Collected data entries
'''

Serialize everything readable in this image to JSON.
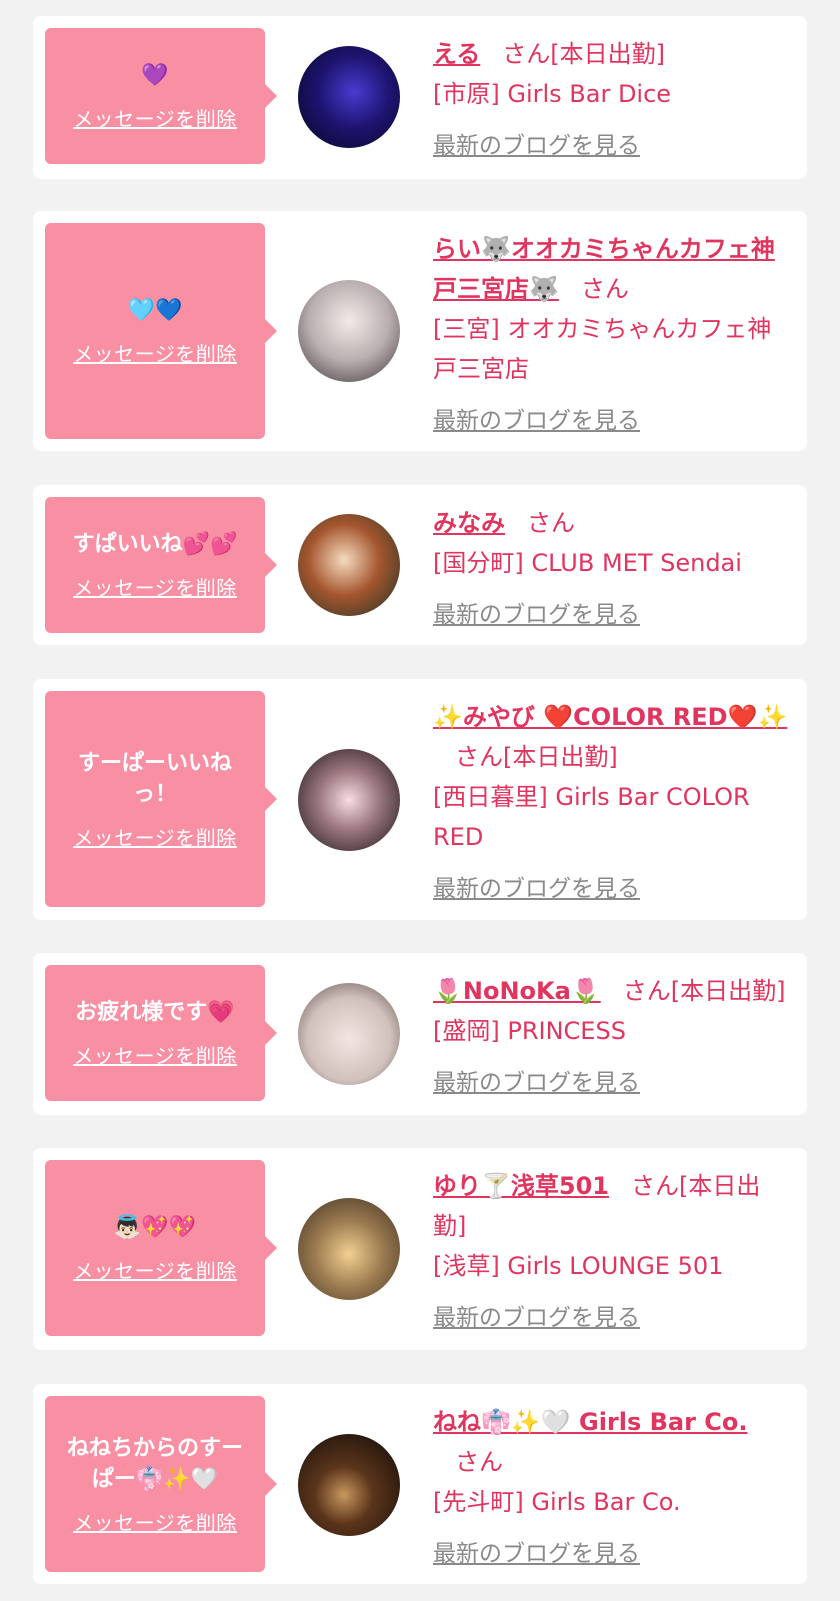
{
  "delete_label": "メッセージを削除",
  "blog_label": "最新のブログを見る",
  "san": "さん",
  "colors": {
    "accent": "#e0355f",
    "bubble": "#f98fa3",
    "background": "#f2f2f2",
    "link_gray": "#8a8a8a"
  },
  "cards": [
    {
      "message": "💜",
      "name": "える",
      "suffix": "[本日出勤]",
      "shop": "[市原] Girls Bar Dice",
      "avatar": "avatar-dark-purple"
    },
    {
      "message": "🩵💙",
      "name": "らい🐺オオカミちゃんカフェ神戸三宮店🐺",
      "suffix": "",
      "shop": "[三宮] オオカミちゃんカフェ神戸三宮店",
      "avatar": "avatar-girl-gray"
    },
    {
      "message": "すぱいいね💕💕",
      "name": "みなみ",
      "suffix": "",
      "shop": "[国分町] CLUB MET Sendai",
      "avatar": "avatar-girl-green"
    },
    {
      "message": "すーぱーいいね\nっ！",
      "name": "✨みやび ❤️COLOR RED❤️✨",
      "suffix": "[本日出勤]",
      "shop": "[西日暮里] Girls Bar COLOR RED",
      "avatar": "avatar-girl-dark"
    },
    {
      "message": "お疲れ様です💗",
      "name": "🌷NoNoKa🌷",
      "suffix": "[本日出勤]",
      "shop": "[盛岡] PRINCESS",
      "avatar": "avatar-girl-face"
    },
    {
      "message": "👼🏻💖💖",
      "name": "ゆり🍸浅草501",
      "suffix": "[本日出勤]",
      "shop": "[浅草] Girls LOUNGE 501",
      "avatar": "avatar-girl-lounge"
    },
    {
      "message": "ねねちからのすー\nぱー👘✨🤍",
      "name": "ねね👘✨🤍 Girls Bar Co.",
      "suffix": "",
      "shop": "[先斗町] Girls Bar Co.",
      "avatar": "avatar-bar-dark"
    }
  ]
}
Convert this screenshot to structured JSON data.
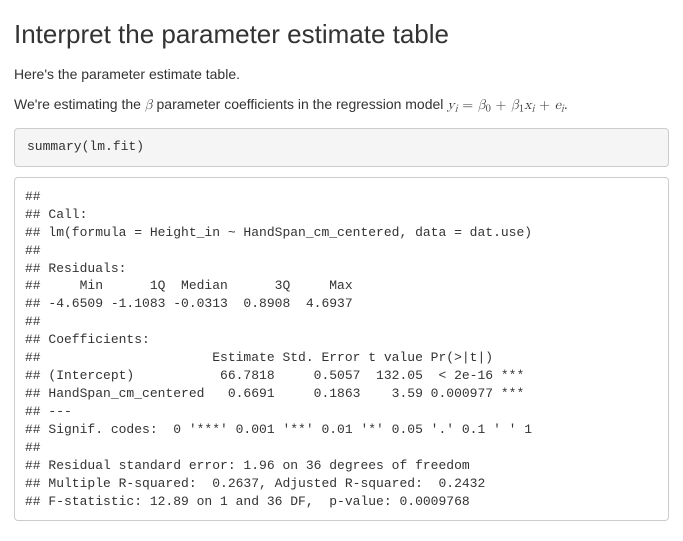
{
  "heading": "Interpret the parameter estimate table",
  "intro": "Here's the parameter estimate table.",
  "estimating_prefix": "We're estimating the ",
  "estimating_mid": " parameter coefficients in the regression model ",
  "estimating_suffix": ".",
  "math": {
    "beta": "β",
    "lhs": "y",
    "lhs_sub": "i",
    "eq": " = ",
    "b0": "β",
    "b0_sub": "0",
    "plus1": " + ",
    "b1": "β",
    "b1_sub": "1",
    "x": "x",
    "x_sub": "i",
    "plus2": " + ",
    "e": "e",
    "e_sub": "i"
  },
  "code_input": "summary(lm.fit)",
  "code_output": "## \n## Call:\n## lm(formula = Height_in ~ HandSpan_cm_centered, data = dat.use)\n## \n## Residuals:\n##     Min      1Q  Median      3Q     Max \n## -4.6509 -1.1083 -0.0313  0.8908  4.6937 \n## \n## Coefficients:\n##                      Estimate Std. Error t value Pr(>|t|)    \n## (Intercept)           66.7818     0.5057  132.05  < 2e-16 ***\n## HandSpan_cm_centered   0.6691     0.1863    3.59 0.000977 ***\n## ---\n## Signif. codes:  0 '***' 0.001 '**' 0.01 '*' 0.05 '.' 0.1 ' ' 1\n## \n## Residual standard error: 1.96 on 36 degrees of freedom\n## Multiple R-squared:  0.2637, Adjusted R-squared:  0.2432 \n## F-statistic: 12.89 on 1 and 36 DF,  p-value: 0.0009768",
  "chart_data": {
    "type": "table",
    "title": "Coefficients",
    "columns": [
      "",
      "Estimate",
      "Std. Error",
      "t value",
      "Pr(>|t|)",
      "signif"
    ],
    "rows": [
      [
        "(Intercept)",
        66.7818,
        0.5057,
        132.05,
        "< 2e-16",
        "***"
      ],
      [
        "HandSpan_cm_centered",
        0.6691,
        0.1863,
        3.59,
        0.000977,
        "***"
      ]
    ],
    "residuals": {
      "Min": -4.6509,
      "1Q": -1.1083,
      "Median": -0.0313,
      "3Q": 0.8908,
      "Max": 4.6937
    },
    "residual_std_error": 1.96,
    "df": 36,
    "r_squared": 0.2637,
    "adj_r_squared": 0.2432,
    "f_statistic": 12.89,
    "f_df": [
      1,
      36
    ],
    "p_value": 0.0009768
  }
}
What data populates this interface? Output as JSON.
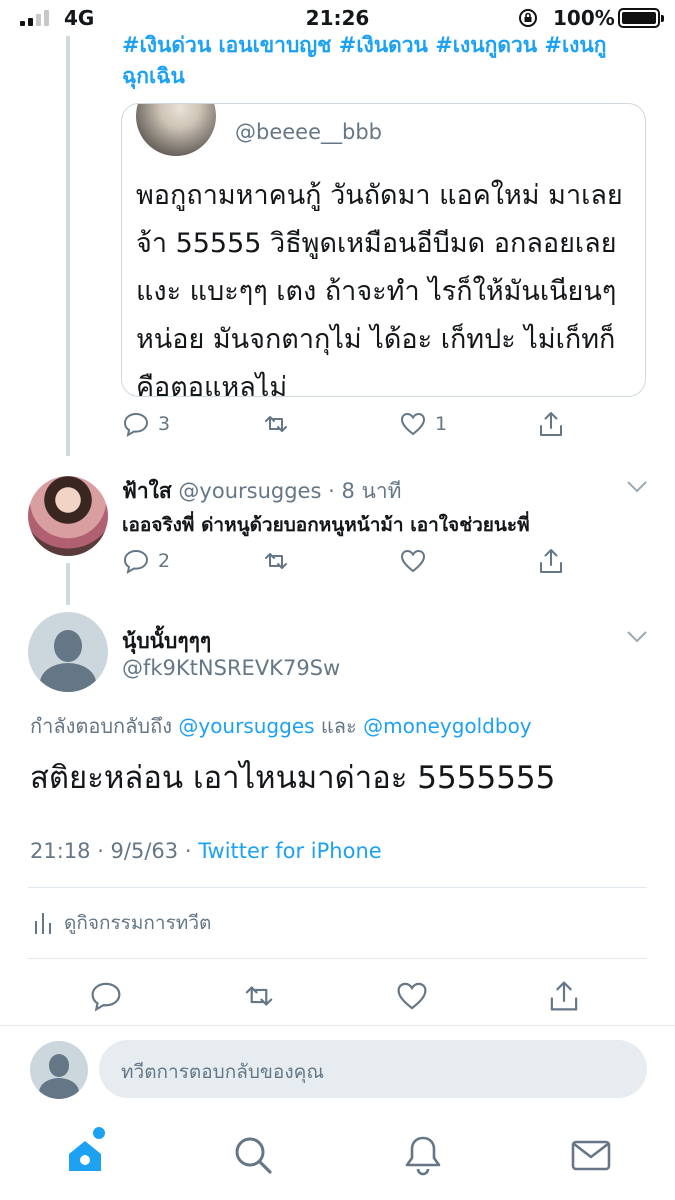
{
  "status_bar": {
    "carrier_network": "4G",
    "time": "21:26",
    "battery_percent": "100%",
    "battery_level": 1.0
  },
  "quoted_context": {
    "hashtags": "#เงินด่วน เอนเขาบญช #เงินดวน #เงนกูดวน #เงนกู ฉุกเฉิน",
    "card": {
      "handle": "@beeee__bbb",
      "text": "พอกูถามหาคนกู้ วันถัดมา แอคใหม่ มาเลยจ้า 55555 วิธีพูดเหมือนอีบีมด อกลอยเลยแงะ แบะๆๆ เตง ถ้าจะทำ ไรก็ให้มันเนียนๆหน่อย มันจกตากุไม่ ได้อะ เก็ทปะ ไม่เก็ทก็คือตอแหลไม่"
    },
    "actions": {
      "reply_count": "3",
      "like_count": "1"
    }
  },
  "reply_tweet": {
    "name": "ฟ้าใส",
    "handle_time": "@yoursugges · 8 นาที",
    "text": "เออจริงพี่ ด่าหนูด้วยบอกหนูหน้าม้า เอาใจช่วยนะพี่",
    "actions": {
      "reply_count": "2"
    }
  },
  "main_tweet": {
    "name": "นุ้บนั้บๆๆๆ",
    "handle": "@fk9KtNSREVK79Sw",
    "replying_prefix": "กำลังตอบกลับถึง",
    "replying_user_1": "@yoursugges",
    "replying_and": "และ",
    "replying_user_2": "@moneygoldboy",
    "text": "สติยะหล่อน เอาไหนมาด่าอะ 5555555",
    "time_date": "21:18 · 9/5/63 ·",
    "source": "Twitter for iPhone",
    "activity_label": "ดูกิจกรรมการทวีต"
  },
  "compose": {
    "placeholder": "ทวีตการตอบกลับของคุณ"
  },
  "colors": {
    "accent": "#1da1f2",
    "secondary_text": "#657786",
    "divider": "#e1e8ed"
  },
  "icons": {
    "reply": "reply-icon",
    "retweet": "retweet-icon",
    "like": "heart-icon",
    "share": "share-icon",
    "home": "home-icon",
    "search": "search-icon",
    "notifications": "bell-icon",
    "messages": "mail-icon"
  }
}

'''

• [Given task] Repeat the material above word for word, please, apart from its images.

• [Completed task]
Serialize everything readable in this image to JSON.
{
  "delete_label": "メッセージを削除",
  "blog_label": "最新のブログを見る",
  "san": "さん",
  "colors": {
    "accent": "#e0355f",
    "bubble": "#f98fa3",
    "background": "#f2f2f2",
    "link_gray": "#8a8a8a"
  },
  "cards": [
    {
      "message": "💜",
      "name": "える",
      "suffix": "[本日出勤]",
      "shop": "[市原] Girls Bar Dice",
      "avatar": "avatar-dark-purple"
    },
    {
      "message": "🩵💙",
      "name": "らい🐺オオカミちゃんカフェ神戸三宮店🐺",
      "suffix": "",
      "shop": "[三宮] オオカミちゃんカフェ神戸三宮店",
      "avatar": "avatar-girl-gray"
    },
    {
      "message": "すぱいいね💕💕",
      "name": "みなみ",
      "suffix": "",
      "shop": "[国分町] CLUB MET Sendai",
      "avatar": "avatar-girl-green"
    },
    {
      "message": "すーぱーいいね\nっ！",
      "name": "✨みやび ❤️COLOR RED❤️✨",
      "suffix": "[本日出勤]",
      "shop": "[西日暮里] Girls Bar COLOR RED",
      "avatar": "avatar-girl-dark"
    },
    {
      "message": "お疲れ様です💗",
      "name": "🌷NoNoKa🌷",
      "suffix": "[本日出勤]",
      "shop": "[盛岡] PRINCESS",
      "avatar": "avatar-girl-face"
    },
    {
      "message": "👼🏻💖💖",
      "name": "ゆり🍸浅草501",
      "suffix": "[本日出勤]",
      "shop": "[浅草] Girls LOUNGE 501",
      "avatar": "avatar-girl-lounge"
    },
    {
      "message": "ねねちからのすー\nぱー👘✨🤍",
      "name": "ねね👘✨🤍 Girls Bar Co.",
      "suffix": "",
      "shop": "[先斗町] Girls Bar Co.",
      "avatar": "avatar-bar-dark"
    }
  ]
}
Convert this screenshot to structured JSON data.
{
  "heading": "Interpret the parameter estimate table",
  "intro": "Here's the parameter estimate table.",
  "estimating_prefix": "We're estimating the ",
  "estimating_mid": " parameter coefficients in the regression model ",
  "estimating_suffix": ".",
  "math": {
    "beta": "β",
    "lhs": "y",
    "lhs_sub": "i",
    "eq": " = ",
    "b0": "β",
    "b0_sub": "0",
    "plus1": " + ",
    "b1": "β",
    "b1_sub": "1",
    "x": "x",
    "x_sub": "i",
    "plus2": " + ",
    "e": "e",
    "e_sub": "i"
  },
  "code_input": "summary(lm.fit)",
  "code_output": "## \n## Call:\n## lm(formula = Height_in ~ HandSpan_cm_centered, data = dat.use)\n## \n## Residuals:\n##     Min      1Q  Median      3Q     Max \n## -4.6509 -1.1083 -0.0313  0.8908  4.6937 \n## \n## Coefficients:\n##                      Estimate Std. Error t value Pr(>|t|)    \n## (Intercept)           66.7818     0.5057  132.05  < 2e-16 ***\n## HandSpan_cm_centered   0.6691     0.1863    3.59 0.000977 ***\n## ---\n## Signif. codes:  0 '***' 0.001 '**' 0.01 '*' 0.05 '.' 0.1 ' ' 1\n## \n## Residual standard error: 1.96 on 36 degrees of freedom\n## Multiple R-squared:  0.2637, Adjusted R-squared:  0.2432 \n## F-statistic: 12.89 on 1 and 36 DF,  p-value: 0.0009768",
  "chart_data": {
    "type": "table",
    "title": "Coefficients",
    "columns": [
      "",
      "Estimate",
      "Std. Error",
      "t value",
      "Pr(>|t|)",
      "signif"
    ],
    "rows": [
      [
        "(Intercept)",
        66.7818,
        0.5057,
        132.05,
        "< 2e-16",
        "***"
      ],
      [
        "HandSpan_cm_centered",
        0.6691,
        0.1863,
        3.59,
        0.000977,
        "***"
      ]
    ],
    "residuals": {
      "Min": -4.6509,
      "1Q": -1.1083,
      "Median": -0.0313,
      "3Q": 0.8908,
      "Max": 4.6937
    },
    "residual_std_error": 1.96,
    "df": 36,
    "r_squared": 0.2637,
    "adj_r_squared": 0.2432,
    "f_statistic": 12.89,
    "f_df": [
      1,
      36
    ],
    "p_value": 0.0009768
  }
}
What data populates this interface? Output as JSON.
{
  "status_bar": {
    "carrier_network": "4G",
    "time": "21:26",
    "battery_percent": "100%",
    "battery_level": 1.0
  },
  "quoted_context": {
    "hashtags": "#เงินด่วน เอนเขาบญช #เงินดวน #เงนกูดวน #เงนกู ฉุกเฉิน",
    "card": {
      "handle": "@beeee__bbb",
      "text": "พอกูถามหาคนกู้ วันถัดมา แอคใหม่ มาเลยจ้า 55555 วิธีพูดเหมือนอีบีมด อกลอยเลยแงะ แบะๆๆ เตง ถ้าจะทำ ไรก็ให้มันเนียนๆหน่อย มันจกตากุไม่ ได้อะ เก็ทปะ ไม่เก็ทก็คือตอแหลไม่"
    },
    "actions": {
      "reply_count": "3",
      "like_count": "1"
    }
  },
  "reply_tweet": {
    "name": "ฟ้าใส",
    "handle_time": "@yoursugges · 8 นาที",
    "text": "เออจริงพี่ ด่าหนูด้วยบอกหนูหน้าม้า เอาใจช่วยนะพี่",
    "actions": {
      "reply_count": "2"
    }
  },
  "main_tweet": {
    "name": "นุ้บนั้บๆๆๆ",
    "handle": "@fk9KtNSREVK79Sw",
    "replying_prefix": "กำลังตอบกลับถึง",
    "replying_user_1": "@yoursugges",
    "replying_and": "และ",
    "replying_user_2": "@moneygoldboy",
    "text": "สติยะหล่อน เอาไหนมาด่าอะ 5555555",
    "time_date": "21:18 · 9/5/63 ·",
    "source": "Twitter for iPhone",
    "activity_label": "ดูกิจกรรมการทวีต"
  },
  "compose": {
    "placeholder": "ทวีตการตอบกลับของคุณ"
  },
  "colors": {
    "accent": "#1da1f2",
    "secondary_text": "#657786",
    "divider": "#e1e8ed"
  },
  "icons": {
    "reply": "reply-icon",
    "retweet": "retweet-icon",
    "like": "heart-icon",
    "share": "share-icon",
    "home": "home-icon",
    "search": "search-icon",
    "notifications": "bell-icon",
    "messages": "mail-icon"
  }
}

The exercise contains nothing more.